### Input records

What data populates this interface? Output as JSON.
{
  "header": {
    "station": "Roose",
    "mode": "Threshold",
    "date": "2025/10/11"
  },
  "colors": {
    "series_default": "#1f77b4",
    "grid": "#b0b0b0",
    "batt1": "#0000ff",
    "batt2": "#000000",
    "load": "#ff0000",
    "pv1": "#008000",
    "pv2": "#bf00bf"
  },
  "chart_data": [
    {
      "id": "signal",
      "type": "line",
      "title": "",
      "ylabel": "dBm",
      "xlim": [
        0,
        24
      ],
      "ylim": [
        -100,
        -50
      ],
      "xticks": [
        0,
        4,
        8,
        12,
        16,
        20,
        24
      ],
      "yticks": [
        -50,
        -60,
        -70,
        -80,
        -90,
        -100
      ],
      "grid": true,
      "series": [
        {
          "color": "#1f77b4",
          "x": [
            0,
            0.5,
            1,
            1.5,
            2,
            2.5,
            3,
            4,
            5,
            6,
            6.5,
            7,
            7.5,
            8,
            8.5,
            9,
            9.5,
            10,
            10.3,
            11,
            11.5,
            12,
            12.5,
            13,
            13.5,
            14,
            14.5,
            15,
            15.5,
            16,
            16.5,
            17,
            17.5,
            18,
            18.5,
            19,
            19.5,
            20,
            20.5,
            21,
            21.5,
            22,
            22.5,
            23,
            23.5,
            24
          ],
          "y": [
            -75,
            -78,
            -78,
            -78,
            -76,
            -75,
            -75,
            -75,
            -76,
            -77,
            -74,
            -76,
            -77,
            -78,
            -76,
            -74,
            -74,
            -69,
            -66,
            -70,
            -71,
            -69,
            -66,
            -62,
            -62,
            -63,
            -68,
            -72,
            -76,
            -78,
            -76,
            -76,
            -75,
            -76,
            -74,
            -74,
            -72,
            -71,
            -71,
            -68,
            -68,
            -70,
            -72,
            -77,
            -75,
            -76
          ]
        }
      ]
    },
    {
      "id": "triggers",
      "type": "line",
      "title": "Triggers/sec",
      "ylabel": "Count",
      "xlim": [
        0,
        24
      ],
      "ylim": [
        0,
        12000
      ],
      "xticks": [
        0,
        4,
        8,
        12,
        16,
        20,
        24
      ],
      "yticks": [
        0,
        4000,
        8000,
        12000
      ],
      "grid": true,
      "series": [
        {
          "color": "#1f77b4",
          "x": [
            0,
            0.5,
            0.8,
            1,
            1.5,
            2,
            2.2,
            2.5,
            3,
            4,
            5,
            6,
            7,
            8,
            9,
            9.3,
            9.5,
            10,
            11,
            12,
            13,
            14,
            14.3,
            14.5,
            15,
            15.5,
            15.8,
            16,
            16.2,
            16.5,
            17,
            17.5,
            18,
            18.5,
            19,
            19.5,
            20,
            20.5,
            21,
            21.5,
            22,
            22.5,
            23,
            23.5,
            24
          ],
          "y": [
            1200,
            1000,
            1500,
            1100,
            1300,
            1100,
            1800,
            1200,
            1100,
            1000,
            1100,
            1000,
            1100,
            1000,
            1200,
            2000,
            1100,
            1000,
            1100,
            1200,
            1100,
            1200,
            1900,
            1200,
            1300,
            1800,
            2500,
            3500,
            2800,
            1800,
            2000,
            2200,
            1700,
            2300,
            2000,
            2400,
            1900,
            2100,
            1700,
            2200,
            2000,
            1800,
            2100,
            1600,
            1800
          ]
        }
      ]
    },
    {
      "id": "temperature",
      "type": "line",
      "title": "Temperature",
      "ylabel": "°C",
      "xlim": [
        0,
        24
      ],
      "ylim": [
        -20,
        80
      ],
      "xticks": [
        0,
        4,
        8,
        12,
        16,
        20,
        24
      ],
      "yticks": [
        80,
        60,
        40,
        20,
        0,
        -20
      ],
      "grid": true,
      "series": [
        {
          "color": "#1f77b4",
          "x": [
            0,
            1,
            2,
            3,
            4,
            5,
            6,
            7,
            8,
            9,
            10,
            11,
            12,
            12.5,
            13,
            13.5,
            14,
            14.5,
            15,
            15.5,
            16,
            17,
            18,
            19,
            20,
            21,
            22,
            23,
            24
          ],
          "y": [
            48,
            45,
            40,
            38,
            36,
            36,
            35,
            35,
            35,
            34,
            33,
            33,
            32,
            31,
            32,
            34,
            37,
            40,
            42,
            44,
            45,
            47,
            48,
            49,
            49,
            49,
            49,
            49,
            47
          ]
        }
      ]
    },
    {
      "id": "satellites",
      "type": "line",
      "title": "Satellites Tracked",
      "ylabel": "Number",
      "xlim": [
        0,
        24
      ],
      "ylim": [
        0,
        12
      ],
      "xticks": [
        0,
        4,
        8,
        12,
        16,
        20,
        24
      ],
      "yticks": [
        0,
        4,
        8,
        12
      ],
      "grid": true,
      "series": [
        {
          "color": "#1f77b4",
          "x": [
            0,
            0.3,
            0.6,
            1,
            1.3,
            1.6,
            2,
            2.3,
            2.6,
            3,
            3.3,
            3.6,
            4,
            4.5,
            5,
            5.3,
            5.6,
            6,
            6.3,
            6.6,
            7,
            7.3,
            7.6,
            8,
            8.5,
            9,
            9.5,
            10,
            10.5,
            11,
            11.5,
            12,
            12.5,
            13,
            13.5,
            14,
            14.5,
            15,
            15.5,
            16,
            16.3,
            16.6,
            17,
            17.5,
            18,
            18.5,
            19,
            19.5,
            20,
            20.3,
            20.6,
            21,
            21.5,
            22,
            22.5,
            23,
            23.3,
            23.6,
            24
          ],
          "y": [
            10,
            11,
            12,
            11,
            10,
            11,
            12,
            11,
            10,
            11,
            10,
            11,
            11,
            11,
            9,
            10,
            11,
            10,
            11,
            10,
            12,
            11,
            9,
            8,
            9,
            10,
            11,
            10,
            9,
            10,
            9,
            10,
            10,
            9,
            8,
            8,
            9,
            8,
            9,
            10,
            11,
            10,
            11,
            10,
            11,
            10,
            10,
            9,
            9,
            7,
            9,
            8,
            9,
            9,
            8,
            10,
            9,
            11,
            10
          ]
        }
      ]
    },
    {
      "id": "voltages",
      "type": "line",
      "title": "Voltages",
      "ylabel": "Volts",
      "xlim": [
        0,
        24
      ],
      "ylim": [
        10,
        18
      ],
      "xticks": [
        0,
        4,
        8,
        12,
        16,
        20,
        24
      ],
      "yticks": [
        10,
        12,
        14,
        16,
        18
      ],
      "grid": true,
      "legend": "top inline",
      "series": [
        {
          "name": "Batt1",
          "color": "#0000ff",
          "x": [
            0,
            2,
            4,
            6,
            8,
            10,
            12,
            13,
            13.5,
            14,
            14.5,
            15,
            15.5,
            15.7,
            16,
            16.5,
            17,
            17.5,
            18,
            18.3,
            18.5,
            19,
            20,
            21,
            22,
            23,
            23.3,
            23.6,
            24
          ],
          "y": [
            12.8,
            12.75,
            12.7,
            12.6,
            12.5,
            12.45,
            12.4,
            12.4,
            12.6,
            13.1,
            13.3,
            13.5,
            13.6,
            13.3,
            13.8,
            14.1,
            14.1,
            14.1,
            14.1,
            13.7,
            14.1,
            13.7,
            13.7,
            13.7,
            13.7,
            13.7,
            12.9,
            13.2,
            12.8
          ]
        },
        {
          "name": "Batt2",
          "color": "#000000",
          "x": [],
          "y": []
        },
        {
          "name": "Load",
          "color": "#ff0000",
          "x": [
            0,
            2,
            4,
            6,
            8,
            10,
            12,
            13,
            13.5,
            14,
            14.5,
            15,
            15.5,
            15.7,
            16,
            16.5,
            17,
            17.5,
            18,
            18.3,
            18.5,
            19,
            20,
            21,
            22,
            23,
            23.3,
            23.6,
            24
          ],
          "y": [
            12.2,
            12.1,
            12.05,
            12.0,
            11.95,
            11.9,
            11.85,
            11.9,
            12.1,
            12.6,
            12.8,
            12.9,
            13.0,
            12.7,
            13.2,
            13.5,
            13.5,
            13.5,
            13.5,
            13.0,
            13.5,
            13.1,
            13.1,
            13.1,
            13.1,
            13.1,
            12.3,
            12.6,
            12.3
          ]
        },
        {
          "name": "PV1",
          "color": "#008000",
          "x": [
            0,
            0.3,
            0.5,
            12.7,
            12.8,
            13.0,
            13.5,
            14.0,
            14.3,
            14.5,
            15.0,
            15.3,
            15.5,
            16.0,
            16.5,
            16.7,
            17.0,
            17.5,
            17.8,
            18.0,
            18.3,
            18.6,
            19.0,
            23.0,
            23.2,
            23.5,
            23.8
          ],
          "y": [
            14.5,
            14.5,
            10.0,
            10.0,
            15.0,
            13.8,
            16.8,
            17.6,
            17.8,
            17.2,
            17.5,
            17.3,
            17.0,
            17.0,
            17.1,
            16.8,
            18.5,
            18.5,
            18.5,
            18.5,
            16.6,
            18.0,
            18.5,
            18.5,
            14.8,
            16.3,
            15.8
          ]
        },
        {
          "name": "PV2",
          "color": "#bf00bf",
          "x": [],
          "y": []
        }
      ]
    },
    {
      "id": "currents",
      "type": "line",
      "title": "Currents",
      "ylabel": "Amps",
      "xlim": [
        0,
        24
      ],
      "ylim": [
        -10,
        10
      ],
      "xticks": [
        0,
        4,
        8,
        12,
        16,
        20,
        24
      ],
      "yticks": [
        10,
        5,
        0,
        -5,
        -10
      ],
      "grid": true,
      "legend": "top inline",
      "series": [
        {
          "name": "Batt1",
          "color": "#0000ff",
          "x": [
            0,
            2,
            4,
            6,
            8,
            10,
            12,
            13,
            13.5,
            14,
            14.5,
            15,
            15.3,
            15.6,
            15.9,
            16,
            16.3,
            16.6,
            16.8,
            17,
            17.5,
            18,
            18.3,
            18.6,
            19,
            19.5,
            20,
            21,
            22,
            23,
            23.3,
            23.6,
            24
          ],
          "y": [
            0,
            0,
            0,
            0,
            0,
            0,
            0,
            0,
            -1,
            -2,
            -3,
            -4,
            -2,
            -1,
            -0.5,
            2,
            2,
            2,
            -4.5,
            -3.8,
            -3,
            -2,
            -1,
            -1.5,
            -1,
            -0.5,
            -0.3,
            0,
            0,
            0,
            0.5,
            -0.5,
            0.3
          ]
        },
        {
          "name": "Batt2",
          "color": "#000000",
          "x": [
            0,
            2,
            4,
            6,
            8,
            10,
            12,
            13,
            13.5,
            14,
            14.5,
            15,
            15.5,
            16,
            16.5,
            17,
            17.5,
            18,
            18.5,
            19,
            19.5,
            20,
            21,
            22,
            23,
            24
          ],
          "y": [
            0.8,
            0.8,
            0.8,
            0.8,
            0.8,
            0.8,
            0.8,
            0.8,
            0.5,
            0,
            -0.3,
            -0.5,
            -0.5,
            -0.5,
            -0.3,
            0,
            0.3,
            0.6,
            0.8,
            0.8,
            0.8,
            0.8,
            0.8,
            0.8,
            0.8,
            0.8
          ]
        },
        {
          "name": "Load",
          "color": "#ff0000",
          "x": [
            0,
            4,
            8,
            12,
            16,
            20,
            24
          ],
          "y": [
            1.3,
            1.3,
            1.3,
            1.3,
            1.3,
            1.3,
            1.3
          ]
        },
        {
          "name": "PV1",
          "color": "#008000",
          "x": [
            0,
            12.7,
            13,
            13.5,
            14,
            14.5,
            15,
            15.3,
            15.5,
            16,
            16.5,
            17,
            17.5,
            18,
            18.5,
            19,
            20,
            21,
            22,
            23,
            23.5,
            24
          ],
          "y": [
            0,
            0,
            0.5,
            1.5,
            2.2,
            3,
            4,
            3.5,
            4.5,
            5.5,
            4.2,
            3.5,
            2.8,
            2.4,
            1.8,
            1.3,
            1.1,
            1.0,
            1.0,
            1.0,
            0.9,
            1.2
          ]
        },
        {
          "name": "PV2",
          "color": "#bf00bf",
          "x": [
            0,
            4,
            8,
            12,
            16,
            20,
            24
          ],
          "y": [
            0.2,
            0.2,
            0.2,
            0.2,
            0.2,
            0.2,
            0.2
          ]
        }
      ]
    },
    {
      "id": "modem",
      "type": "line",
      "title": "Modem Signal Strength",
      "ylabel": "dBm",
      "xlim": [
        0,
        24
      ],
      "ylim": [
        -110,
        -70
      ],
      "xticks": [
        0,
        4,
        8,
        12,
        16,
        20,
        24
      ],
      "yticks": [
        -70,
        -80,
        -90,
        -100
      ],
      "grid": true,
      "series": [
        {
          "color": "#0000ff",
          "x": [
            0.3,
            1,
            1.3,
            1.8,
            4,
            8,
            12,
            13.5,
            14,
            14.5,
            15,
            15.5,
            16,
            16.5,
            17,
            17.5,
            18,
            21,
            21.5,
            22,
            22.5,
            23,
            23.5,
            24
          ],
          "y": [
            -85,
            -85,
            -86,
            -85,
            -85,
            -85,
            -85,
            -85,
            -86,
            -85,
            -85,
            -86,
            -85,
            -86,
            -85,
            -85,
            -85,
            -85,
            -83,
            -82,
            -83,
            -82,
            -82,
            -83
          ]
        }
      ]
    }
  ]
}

######

Problem:
The word "title" may turn up on some lines of these records; say how many, with no other words.

Right answer:
7